- _Directive_: Answer with one number: how many lines hold the string "存檔取回".

- _Records provided_:

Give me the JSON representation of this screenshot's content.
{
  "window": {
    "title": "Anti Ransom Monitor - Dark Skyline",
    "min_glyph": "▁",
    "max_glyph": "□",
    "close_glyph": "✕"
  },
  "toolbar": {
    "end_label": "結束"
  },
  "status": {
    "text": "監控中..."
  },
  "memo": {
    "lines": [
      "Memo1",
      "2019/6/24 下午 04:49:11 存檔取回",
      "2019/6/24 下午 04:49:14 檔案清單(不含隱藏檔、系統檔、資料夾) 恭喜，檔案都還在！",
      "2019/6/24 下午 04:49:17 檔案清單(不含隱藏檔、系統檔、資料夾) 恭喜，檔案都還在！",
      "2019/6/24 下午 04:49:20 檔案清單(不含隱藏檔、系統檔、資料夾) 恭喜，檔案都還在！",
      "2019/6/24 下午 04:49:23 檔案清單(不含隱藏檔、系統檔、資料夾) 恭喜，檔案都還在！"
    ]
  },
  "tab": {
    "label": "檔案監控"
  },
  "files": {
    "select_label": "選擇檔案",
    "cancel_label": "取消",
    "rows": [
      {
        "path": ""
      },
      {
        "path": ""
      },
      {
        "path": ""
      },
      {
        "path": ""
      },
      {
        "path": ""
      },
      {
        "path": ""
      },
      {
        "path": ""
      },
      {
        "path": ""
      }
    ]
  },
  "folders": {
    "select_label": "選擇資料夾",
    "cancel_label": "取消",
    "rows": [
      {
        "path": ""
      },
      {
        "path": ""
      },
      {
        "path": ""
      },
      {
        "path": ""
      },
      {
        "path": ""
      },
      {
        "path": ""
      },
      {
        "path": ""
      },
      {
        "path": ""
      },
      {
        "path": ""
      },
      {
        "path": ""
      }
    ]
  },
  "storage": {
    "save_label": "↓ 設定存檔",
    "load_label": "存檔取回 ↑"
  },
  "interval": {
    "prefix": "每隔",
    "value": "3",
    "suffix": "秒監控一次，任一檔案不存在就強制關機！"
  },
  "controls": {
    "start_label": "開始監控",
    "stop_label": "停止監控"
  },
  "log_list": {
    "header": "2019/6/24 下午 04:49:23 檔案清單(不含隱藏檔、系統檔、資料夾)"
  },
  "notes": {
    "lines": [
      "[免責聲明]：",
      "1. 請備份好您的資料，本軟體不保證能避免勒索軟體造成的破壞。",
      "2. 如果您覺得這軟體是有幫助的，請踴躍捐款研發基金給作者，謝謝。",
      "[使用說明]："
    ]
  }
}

- _Completed task_: 2